Figure collection entries
=-=-=

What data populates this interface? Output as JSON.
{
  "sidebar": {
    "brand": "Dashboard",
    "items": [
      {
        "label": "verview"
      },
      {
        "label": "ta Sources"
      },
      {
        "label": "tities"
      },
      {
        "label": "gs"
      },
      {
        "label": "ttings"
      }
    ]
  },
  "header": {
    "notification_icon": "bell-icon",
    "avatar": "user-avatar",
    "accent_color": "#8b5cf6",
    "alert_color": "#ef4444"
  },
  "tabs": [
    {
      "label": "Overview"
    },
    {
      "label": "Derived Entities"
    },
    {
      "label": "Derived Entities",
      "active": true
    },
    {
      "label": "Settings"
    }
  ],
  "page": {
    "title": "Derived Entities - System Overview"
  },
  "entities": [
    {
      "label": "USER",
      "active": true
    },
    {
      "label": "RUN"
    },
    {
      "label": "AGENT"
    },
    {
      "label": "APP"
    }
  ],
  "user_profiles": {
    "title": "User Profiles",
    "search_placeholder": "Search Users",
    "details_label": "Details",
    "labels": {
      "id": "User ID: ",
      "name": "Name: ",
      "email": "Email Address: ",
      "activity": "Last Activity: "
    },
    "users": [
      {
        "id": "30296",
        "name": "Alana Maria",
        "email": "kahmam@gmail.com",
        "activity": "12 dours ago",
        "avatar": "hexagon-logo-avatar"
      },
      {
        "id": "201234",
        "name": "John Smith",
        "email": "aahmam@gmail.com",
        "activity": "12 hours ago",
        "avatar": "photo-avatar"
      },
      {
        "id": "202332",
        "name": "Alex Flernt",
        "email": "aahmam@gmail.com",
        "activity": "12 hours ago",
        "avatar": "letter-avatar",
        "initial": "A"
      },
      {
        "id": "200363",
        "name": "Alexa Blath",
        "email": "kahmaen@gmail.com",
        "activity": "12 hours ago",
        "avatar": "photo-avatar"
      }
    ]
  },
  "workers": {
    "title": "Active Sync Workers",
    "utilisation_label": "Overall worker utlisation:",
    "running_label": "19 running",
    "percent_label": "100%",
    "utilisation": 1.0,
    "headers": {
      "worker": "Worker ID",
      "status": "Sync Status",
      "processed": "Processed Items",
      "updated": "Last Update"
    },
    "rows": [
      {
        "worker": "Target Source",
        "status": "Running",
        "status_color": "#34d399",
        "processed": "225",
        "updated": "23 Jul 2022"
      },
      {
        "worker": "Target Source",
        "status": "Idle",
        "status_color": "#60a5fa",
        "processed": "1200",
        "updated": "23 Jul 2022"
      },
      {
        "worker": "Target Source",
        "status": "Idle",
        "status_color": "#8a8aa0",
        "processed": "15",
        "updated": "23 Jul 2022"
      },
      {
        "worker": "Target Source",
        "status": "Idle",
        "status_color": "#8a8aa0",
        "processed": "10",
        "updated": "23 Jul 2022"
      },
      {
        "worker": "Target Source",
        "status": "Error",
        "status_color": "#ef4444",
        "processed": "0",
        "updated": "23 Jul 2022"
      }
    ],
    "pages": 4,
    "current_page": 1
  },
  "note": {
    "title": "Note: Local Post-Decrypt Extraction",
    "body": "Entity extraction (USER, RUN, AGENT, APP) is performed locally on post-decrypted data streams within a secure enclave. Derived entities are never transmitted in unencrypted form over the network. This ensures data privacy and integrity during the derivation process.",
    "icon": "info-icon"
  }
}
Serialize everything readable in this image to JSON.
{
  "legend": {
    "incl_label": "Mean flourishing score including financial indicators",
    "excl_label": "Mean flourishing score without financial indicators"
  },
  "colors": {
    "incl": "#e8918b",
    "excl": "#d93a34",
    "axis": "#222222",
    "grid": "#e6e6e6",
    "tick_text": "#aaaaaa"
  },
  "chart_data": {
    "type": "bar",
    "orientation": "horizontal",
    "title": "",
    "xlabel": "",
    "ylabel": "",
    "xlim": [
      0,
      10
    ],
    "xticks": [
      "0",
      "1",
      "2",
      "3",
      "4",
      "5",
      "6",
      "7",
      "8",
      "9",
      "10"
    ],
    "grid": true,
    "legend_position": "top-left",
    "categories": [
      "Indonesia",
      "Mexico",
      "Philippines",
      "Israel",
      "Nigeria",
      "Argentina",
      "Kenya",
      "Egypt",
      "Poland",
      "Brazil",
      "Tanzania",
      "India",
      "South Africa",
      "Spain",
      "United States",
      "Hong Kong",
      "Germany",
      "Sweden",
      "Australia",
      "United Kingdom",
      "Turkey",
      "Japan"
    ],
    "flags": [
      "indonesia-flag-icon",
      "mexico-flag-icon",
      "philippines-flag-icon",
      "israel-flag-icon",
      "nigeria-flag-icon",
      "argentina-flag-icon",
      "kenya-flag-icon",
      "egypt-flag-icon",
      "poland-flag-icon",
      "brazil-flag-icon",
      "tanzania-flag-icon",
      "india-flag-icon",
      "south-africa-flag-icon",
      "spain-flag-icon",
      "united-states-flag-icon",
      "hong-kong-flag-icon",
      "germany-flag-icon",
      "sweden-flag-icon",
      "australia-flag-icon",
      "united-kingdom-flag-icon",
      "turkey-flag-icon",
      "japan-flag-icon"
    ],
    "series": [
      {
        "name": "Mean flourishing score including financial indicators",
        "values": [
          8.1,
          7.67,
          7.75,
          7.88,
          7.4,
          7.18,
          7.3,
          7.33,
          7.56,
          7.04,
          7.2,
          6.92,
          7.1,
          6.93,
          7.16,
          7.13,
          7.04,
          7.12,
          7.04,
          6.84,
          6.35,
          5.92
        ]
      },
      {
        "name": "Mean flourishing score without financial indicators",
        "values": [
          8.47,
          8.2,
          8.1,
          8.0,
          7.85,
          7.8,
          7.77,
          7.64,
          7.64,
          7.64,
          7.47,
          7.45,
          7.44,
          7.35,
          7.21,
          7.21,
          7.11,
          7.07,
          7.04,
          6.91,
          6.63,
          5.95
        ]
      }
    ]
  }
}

=-=-=

#### WHAT YOU WILL DO:
Select and copy every line of the listing with the word "title".

#### RESULT:
    "title": "Derived Entities - System Overview"
    "title": "User Profiles",
    "title": "Active Sync Workers",
    "title": "Note: Local Post-Decrypt Extraction",
    "title": "",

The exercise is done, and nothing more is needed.